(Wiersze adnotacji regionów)
........

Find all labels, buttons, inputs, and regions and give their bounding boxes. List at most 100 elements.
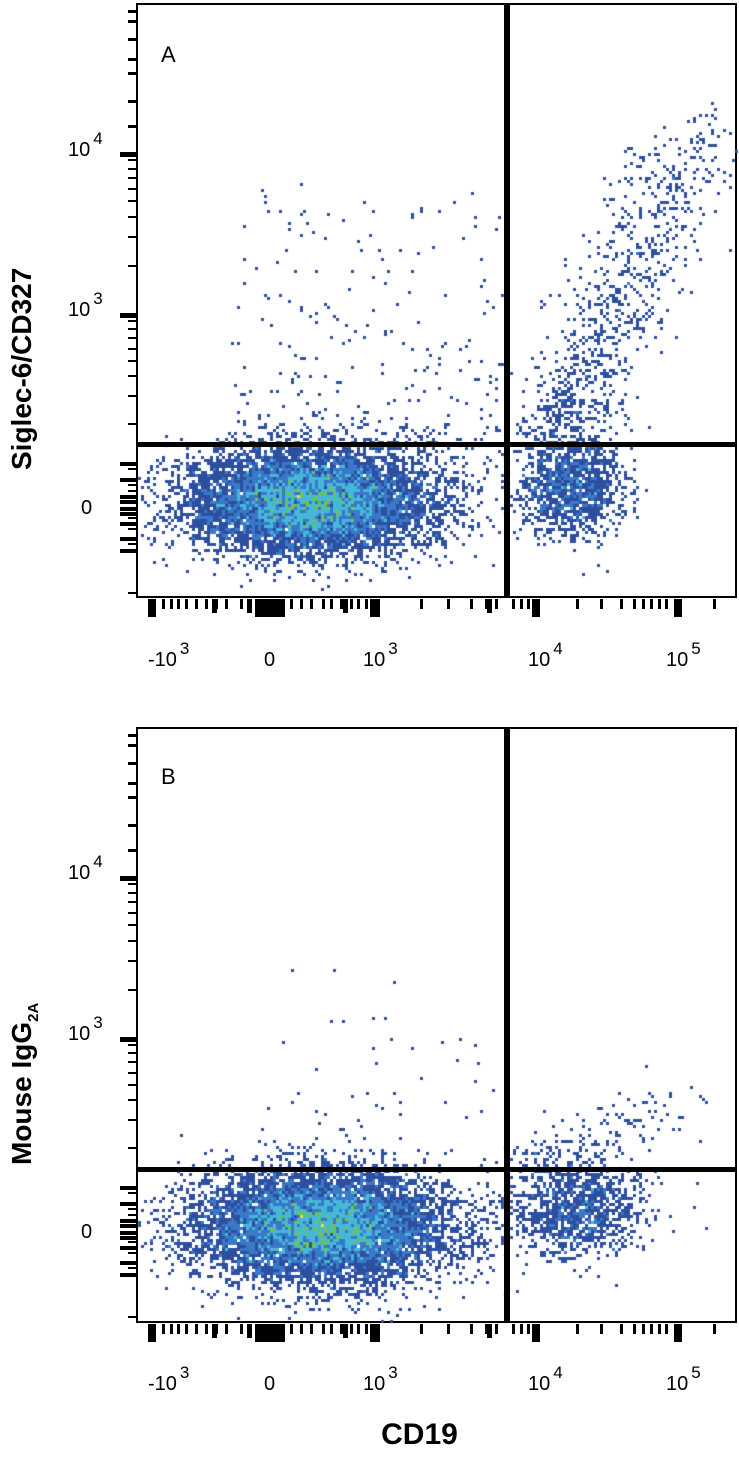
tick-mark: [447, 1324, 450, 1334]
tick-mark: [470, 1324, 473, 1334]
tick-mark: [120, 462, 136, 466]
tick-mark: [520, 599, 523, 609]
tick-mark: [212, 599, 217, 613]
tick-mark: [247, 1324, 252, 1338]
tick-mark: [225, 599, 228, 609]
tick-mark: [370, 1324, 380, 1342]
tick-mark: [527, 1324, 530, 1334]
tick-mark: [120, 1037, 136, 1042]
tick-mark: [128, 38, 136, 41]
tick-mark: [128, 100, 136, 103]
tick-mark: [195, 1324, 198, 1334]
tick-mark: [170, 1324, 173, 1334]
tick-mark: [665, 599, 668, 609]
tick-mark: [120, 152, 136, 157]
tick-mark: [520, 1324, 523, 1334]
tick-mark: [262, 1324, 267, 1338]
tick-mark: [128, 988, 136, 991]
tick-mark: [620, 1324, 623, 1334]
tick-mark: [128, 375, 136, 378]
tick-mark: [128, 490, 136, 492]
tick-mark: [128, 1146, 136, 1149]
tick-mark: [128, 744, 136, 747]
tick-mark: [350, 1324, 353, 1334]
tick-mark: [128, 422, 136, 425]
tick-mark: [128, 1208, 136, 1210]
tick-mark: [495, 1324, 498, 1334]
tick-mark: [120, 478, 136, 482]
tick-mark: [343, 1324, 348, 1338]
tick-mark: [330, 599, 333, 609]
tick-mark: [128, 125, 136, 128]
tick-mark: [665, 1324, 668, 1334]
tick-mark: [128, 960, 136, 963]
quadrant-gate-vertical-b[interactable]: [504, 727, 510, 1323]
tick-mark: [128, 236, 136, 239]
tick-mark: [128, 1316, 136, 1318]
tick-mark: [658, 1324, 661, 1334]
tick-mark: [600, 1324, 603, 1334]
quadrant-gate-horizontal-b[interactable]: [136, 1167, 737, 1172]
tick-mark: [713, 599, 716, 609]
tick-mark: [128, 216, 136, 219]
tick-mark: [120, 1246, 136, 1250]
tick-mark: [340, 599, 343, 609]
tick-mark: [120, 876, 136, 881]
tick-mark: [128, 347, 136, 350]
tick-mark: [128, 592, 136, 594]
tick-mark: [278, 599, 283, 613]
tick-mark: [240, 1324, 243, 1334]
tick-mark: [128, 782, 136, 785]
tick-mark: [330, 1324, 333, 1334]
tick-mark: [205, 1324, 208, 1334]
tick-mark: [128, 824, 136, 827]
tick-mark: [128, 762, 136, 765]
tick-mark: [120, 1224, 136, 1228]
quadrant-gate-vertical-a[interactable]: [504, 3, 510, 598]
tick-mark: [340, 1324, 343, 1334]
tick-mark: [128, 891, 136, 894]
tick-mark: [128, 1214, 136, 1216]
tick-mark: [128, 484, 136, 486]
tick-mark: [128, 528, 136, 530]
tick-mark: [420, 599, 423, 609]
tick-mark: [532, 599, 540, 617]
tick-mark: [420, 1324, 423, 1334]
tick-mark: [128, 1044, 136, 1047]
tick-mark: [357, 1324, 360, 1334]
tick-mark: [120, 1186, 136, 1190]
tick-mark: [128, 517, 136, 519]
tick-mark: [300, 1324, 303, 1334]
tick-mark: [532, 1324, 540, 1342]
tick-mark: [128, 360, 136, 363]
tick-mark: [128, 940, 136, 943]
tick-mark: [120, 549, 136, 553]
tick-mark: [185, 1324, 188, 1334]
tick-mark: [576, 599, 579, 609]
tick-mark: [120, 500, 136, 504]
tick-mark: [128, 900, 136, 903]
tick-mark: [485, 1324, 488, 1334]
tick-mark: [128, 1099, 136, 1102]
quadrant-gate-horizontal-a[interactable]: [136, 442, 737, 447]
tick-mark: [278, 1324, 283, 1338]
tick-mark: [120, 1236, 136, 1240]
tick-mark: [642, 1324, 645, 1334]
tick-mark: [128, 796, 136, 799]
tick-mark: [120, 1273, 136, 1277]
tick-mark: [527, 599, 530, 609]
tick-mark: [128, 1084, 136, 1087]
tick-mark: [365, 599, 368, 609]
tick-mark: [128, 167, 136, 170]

........

▶ [Twoje zadanie]: Przepisz wiersze od tego z „tick-mark: [447, 1324, 450, 1334]” do tego z „tick-mark: [330, 599, 333, 609]” włącznie, zamieniając „tick-mark” na „tick” i nie zmieniając niczego poza tym. Podaj wyłącznie te wiersze.

▶ [Odpowiedź]:
tick: [447, 1324, 450, 1334]
tick: [470, 1324, 473, 1334]
tick: [120, 462, 136, 466]
tick: [520, 599, 523, 609]
tick: [212, 599, 217, 613]
tick: [247, 1324, 252, 1338]
tick: [225, 599, 228, 609]
tick: [370, 1324, 380, 1342]
tick: [527, 1324, 530, 1334]
tick: [120, 1037, 136, 1042]
tick: [128, 38, 136, 41]
tick: [128, 100, 136, 103]
tick: [195, 1324, 198, 1334]
tick: [170, 1324, 173, 1334]
tick: [665, 599, 668, 609]
tick: [120, 152, 136, 157]
tick: [520, 1324, 523, 1334]
tick: [262, 1324, 267, 1338]
tick: [128, 988, 136, 991]
tick: [620, 1324, 623, 1334]
tick: [128, 375, 136, 378]
tick: [128, 490, 136, 492]
tick: [128, 1146, 136, 1149]
tick: [128, 744, 136, 747]
tick: [350, 1324, 353, 1334]
tick: [128, 422, 136, 425]
tick: [128, 1208, 136, 1210]
tick: [495, 1324, 498, 1334]
tick: [120, 478, 136, 482]
tick: [343, 1324, 348, 1338]
tick: [330, 599, 333, 609]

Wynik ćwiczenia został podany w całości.